## MATERIAL PROVIDED:
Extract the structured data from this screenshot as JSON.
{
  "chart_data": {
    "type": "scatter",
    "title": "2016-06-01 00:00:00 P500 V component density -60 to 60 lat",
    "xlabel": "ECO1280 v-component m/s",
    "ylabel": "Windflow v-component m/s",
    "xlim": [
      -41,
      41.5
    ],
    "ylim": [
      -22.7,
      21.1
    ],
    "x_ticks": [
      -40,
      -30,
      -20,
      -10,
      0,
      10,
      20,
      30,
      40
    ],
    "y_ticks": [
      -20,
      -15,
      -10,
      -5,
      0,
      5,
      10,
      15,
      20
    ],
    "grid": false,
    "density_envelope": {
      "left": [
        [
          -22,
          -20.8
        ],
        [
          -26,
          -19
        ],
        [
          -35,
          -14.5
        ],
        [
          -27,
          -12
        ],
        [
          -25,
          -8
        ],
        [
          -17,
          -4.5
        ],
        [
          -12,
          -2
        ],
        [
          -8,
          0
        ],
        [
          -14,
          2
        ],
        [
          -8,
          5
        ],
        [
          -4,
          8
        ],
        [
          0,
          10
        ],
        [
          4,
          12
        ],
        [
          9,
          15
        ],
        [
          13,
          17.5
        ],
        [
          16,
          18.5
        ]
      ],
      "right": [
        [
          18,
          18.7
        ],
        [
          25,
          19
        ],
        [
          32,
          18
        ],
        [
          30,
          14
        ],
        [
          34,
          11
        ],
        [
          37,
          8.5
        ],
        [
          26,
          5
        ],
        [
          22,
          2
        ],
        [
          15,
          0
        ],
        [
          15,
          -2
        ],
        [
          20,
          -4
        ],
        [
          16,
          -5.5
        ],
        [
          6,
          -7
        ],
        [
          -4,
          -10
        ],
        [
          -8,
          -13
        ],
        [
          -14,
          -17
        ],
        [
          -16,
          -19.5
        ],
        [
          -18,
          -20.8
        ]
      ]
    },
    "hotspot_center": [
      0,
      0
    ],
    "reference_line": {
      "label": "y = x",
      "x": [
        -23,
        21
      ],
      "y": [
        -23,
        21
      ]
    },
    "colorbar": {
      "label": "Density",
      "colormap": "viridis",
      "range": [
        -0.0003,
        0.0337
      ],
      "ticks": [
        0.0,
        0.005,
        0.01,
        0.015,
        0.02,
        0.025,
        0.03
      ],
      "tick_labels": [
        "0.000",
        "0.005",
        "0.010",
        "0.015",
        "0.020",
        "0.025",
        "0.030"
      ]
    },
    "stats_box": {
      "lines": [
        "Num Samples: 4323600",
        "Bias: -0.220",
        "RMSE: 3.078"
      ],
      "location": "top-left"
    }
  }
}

## REQUIREMENT:
Take every line that includes the string "component" and copy it.

## TASK SOLUTION:
    "title": "2016-06-01 00:00:00 P500 V component density -60 to 60 lat",
    "xlabel": "ECO1280 v-component m/s",
    "ylabel": "Windflow v-component m/s",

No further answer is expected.